## Source records

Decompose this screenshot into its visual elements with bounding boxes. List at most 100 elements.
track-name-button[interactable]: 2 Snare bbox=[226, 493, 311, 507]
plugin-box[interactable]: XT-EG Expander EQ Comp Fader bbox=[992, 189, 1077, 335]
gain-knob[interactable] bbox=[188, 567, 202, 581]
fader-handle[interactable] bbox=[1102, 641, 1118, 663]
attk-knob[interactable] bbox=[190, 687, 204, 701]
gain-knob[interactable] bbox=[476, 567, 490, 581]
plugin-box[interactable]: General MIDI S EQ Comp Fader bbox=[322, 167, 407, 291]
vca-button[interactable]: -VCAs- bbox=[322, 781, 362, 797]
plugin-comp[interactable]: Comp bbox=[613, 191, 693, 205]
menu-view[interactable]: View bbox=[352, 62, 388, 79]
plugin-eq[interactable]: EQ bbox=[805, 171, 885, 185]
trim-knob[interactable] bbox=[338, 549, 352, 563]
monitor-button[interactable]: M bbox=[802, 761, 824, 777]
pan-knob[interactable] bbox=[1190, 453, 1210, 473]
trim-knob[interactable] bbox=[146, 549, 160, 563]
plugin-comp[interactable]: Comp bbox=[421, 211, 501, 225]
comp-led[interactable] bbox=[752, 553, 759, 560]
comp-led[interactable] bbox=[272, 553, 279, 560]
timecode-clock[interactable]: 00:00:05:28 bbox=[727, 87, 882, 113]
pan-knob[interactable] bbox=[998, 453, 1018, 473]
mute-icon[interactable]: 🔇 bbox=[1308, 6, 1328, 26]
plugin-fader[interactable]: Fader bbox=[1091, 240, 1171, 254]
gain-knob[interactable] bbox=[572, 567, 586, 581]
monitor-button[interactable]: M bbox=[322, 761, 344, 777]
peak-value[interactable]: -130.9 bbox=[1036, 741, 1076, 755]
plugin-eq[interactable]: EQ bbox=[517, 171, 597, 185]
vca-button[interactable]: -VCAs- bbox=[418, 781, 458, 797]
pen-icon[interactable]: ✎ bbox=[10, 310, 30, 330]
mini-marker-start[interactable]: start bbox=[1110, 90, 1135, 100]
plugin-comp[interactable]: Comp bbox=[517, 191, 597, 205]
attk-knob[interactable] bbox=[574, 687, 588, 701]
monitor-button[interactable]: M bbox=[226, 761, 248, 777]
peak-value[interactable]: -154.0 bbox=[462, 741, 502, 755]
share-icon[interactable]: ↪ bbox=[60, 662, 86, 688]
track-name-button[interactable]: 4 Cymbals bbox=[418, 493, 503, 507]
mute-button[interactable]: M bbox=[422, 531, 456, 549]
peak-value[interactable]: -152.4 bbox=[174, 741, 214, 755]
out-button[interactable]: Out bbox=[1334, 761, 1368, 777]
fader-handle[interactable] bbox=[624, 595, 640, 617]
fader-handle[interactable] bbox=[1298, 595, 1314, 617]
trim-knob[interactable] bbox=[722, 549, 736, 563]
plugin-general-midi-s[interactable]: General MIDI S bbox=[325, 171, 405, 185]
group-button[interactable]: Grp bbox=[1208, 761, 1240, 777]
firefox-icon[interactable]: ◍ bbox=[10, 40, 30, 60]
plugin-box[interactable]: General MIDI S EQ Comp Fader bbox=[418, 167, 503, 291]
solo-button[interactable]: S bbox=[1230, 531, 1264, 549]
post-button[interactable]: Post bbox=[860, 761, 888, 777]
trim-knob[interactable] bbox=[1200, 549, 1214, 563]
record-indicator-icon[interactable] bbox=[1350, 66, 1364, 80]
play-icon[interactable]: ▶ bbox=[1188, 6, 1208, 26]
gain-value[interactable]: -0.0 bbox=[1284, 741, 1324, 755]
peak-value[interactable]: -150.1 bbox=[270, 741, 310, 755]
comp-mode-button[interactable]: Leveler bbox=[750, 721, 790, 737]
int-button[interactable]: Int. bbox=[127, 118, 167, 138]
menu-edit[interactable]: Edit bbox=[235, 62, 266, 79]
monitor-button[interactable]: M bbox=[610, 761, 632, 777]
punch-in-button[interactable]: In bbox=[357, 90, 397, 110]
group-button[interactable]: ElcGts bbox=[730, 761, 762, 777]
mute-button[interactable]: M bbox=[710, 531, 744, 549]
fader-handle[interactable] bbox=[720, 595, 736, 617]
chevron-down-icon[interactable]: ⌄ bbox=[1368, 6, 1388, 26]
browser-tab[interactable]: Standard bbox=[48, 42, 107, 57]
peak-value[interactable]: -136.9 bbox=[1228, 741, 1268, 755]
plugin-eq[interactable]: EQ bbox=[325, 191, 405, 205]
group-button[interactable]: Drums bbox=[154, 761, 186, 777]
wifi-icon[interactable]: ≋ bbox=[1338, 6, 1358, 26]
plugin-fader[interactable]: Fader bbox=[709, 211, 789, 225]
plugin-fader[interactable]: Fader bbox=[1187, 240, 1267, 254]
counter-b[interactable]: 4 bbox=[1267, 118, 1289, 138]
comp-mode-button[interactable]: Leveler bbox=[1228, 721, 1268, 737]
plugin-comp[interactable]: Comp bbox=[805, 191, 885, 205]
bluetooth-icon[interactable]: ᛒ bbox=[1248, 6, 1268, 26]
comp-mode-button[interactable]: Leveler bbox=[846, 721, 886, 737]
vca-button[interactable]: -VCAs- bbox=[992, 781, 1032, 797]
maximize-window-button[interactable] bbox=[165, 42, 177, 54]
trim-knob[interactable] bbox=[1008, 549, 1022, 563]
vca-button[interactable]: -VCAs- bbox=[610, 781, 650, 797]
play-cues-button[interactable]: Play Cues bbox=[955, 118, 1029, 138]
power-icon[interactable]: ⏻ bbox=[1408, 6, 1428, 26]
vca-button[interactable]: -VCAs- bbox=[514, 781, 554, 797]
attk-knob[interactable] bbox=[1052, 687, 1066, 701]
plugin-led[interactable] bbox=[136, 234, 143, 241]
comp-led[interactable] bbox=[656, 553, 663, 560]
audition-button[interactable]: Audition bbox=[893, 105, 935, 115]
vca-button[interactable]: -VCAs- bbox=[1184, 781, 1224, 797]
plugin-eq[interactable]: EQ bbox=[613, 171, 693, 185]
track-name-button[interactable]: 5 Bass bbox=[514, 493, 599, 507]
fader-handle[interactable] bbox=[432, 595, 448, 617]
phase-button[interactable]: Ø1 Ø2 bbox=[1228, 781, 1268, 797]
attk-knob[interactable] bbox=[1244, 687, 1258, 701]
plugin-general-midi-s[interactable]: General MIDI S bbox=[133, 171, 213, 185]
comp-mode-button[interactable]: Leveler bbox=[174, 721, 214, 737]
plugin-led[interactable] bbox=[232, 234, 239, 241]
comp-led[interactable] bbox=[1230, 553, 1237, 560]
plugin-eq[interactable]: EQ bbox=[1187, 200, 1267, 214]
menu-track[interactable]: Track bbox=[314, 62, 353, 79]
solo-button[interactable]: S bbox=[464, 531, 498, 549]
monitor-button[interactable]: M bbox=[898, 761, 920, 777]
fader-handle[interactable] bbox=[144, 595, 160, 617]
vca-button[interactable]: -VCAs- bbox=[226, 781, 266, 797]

## Problem requirements
Copy the records above word for word.

## In response
Decompose this screenshot into its visual elements with bounding boxes. List at most 100 elements.
track-name-button[interactable]: 2 Snare bbox=[226, 493, 311, 507]
plugin-box[interactable]: XT-EG Expander EQ Comp Fader bbox=[992, 189, 1077, 335]
gain-knob[interactable] bbox=[188, 567, 202, 581]
fader-handle[interactable] bbox=[1102, 641, 1118, 663]
attk-knob[interactable] bbox=[190, 687, 204, 701]
gain-knob[interactable] bbox=[476, 567, 490, 581]
plugin-box[interactable]: General MIDI S EQ Comp Fader bbox=[322, 167, 407, 291]
vca-button[interactable]: -VCAs- bbox=[322, 781, 362, 797]
plugin-comp[interactable]: Comp bbox=[613, 191, 693, 205]
menu-view[interactable]: View bbox=[352, 62, 388, 79]
plugin-eq[interactable]: EQ bbox=[805, 171, 885, 185]
trim-knob[interactable] bbox=[338, 549, 352, 563]
monitor-button[interactable]: M bbox=[802, 761, 824, 777]
pan-knob[interactable] bbox=[1190, 453, 1210, 473]
trim-knob[interactable] bbox=[146, 549, 160, 563]
plugin-comp[interactable]: Comp bbox=[421, 211, 501, 225]
comp-led[interactable] bbox=[752, 553, 759, 560]
comp-led[interactable] bbox=[272, 553, 279, 560]
timecode-clock[interactable]: 00:00:05:28 bbox=[727, 87, 882, 113]
pan-knob[interactable] bbox=[998, 453, 1018, 473]
mute-icon[interactable]: 🔇 bbox=[1308, 6, 1328, 26]
plugin-fader[interactable]: Fader bbox=[1091, 240, 1171, 254]
gain-knob[interactable] bbox=[572, 567, 586, 581]
monitor-button[interactable]: M bbox=[322, 761, 344, 777]
peak-value[interactable]: -130.9 bbox=[1036, 741, 1076, 755]
plugin-eq[interactable]: EQ bbox=[517, 171, 597, 185]
vca-button[interactable]: -VCAs- bbox=[418, 781, 458, 797]
pen-icon[interactable]: ✎ bbox=[10, 310, 30, 330]
mini-marker-start[interactable]: start bbox=[1110, 90, 1135, 100]
plugin-comp[interactable]: Comp bbox=[517, 191, 597, 205]
attk-knob[interactable] bbox=[574, 687, 588, 701]
monitor-button[interactable]: M bbox=[226, 761, 248, 777]
peak-value[interactable]: -154.0 bbox=[462, 741, 502, 755]
share-icon[interactable]: ↪ bbox=[60, 662, 86, 688]
track-name-button[interactable]: 4 Cymbals bbox=[418, 493, 503, 507]
mute-button[interactable]: M bbox=[422, 531, 456, 549]
peak-value[interactable]: -152.4 bbox=[174, 741, 214, 755]
out-button[interactable]: Out bbox=[1334, 761, 1368, 777]
fader-handle[interactable] bbox=[624, 595, 640, 617]
fader-handle[interactable] bbox=[1298, 595, 1314, 617]
trim-knob[interactable] bbox=[722, 549, 736, 563]
plugin-general-midi-s[interactable]: General MIDI S bbox=[325, 171, 405, 185]
group-button[interactable]: Grp bbox=[1208, 761, 1240, 777]
firefox-icon[interactable]: ◍ bbox=[10, 40, 30, 60]
plugin-box[interactable]: General MIDI S EQ Comp Fader bbox=[418, 167, 503, 291]
solo-button[interactable]: S bbox=[1230, 531, 1264, 549]
post-button[interactable]: Post bbox=[860, 761, 888, 777]
trim-knob[interactable] bbox=[1200, 549, 1214, 563]
record-indicator-icon[interactable] bbox=[1350, 66, 1364, 80]
play-icon[interactable]: ▶ bbox=[1188, 6, 1208, 26]
gain-value[interactable]: -0.0 bbox=[1284, 741, 1324, 755]
peak-value[interactable]: -150.1 bbox=[270, 741, 310, 755]
comp-mode-button[interactable]: Leveler bbox=[750, 721, 790, 737]
int-button[interactable]: Int. bbox=[127, 118, 167, 138]
menu-edit[interactable]: Edit bbox=[235, 62, 266, 79]
monitor-button[interactable]: M bbox=[610, 761, 632, 777]
punch-in-button[interactable]: In bbox=[357, 90, 397, 110]
group-button[interactable]: ElcGts bbox=[730, 761, 762, 777]
mute-button[interactable]: M bbox=[710, 531, 744, 549]
fader-handle[interactable] bbox=[720, 595, 736, 617]
chevron-down-icon[interactable]: ⌄ bbox=[1368, 6, 1388, 26]
browser-tab[interactable]: Standard bbox=[48, 42, 107, 57]
peak-value[interactable]: -136.9 bbox=[1228, 741, 1268, 755]
plugin-eq[interactable]: EQ bbox=[325, 191, 405, 205]
group-button[interactable]: Drums bbox=[154, 761, 186, 777]
wifi-icon[interactable]: ≋ bbox=[1338, 6, 1358, 26]
plugin-fader[interactable]: Fader bbox=[709, 211, 789, 225]
plugin-fader[interactable]: Fader bbox=[1187, 240, 1267, 254]
counter-b[interactable]: 4 bbox=[1267, 118, 1289, 138]
comp-mode-button[interactable]: Leveler bbox=[1228, 721, 1268, 737]
plugin-comp[interactable]: Comp bbox=[805, 191, 885, 205]
bluetooth-icon[interactable]: ᛒ bbox=[1248, 6, 1268, 26]
comp-mode-button[interactable]: Leveler bbox=[846, 721, 886, 737]
vca-button[interactable]: -VCAs- bbox=[992, 781, 1032, 797]
maximize-window-button[interactable] bbox=[165, 42, 177, 54]
trim-knob[interactable] bbox=[1008, 549, 1022, 563]
vca-button[interactable]: -VCAs- bbox=[610, 781, 650, 797]
play-cues-button[interactable]: Play Cues bbox=[955, 118, 1029, 138]
power-icon[interactable]: ⏻ bbox=[1408, 6, 1428, 26]
vca-button[interactable]: -VCAs- bbox=[514, 781, 554, 797]
attk-knob[interactable] bbox=[1052, 687, 1066, 701]
plugin-led[interactable] bbox=[136, 234, 143, 241]
comp-led[interactable] bbox=[656, 553, 663, 560]
audition-button[interactable]: Audition bbox=[893, 105, 935, 115]
vca-button[interactable]: -VCAs- bbox=[1184, 781, 1224, 797]
plugin-eq[interactable]: EQ bbox=[613, 171, 693, 185]
track-name-button[interactable]: 5 Bass bbox=[514, 493, 599, 507]
fader-handle[interactable] bbox=[432, 595, 448, 617]
phase-button[interactable]: Ø1 Ø2 bbox=[1228, 781, 1268, 797]
attk-knob[interactable] bbox=[1244, 687, 1258, 701]
plugin-general-midi-s[interactable]: General MIDI S bbox=[133, 171, 213, 185]
comp-mode-button[interactable]: Leveler bbox=[174, 721, 214, 737]
plugin-led[interactable] bbox=[232, 234, 239, 241]
comp-led[interactable] bbox=[1230, 553, 1237, 560]
plugin-eq[interactable]: EQ bbox=[1187, 200, 1267, 214]
menu-track[interactable]: Track bbox=[314, 62, 353, 79]
solo-button[interactable]: S bbox=[464, 531, 498, 549]
monitor-button[interactable]: M bbox=[898, 761, 920, 777]
fader-handle[interactable] bbox=[144, 595, 160, 617]
vca-button[interactable]: -VCAs- bbox=[226, 781, 266, 797]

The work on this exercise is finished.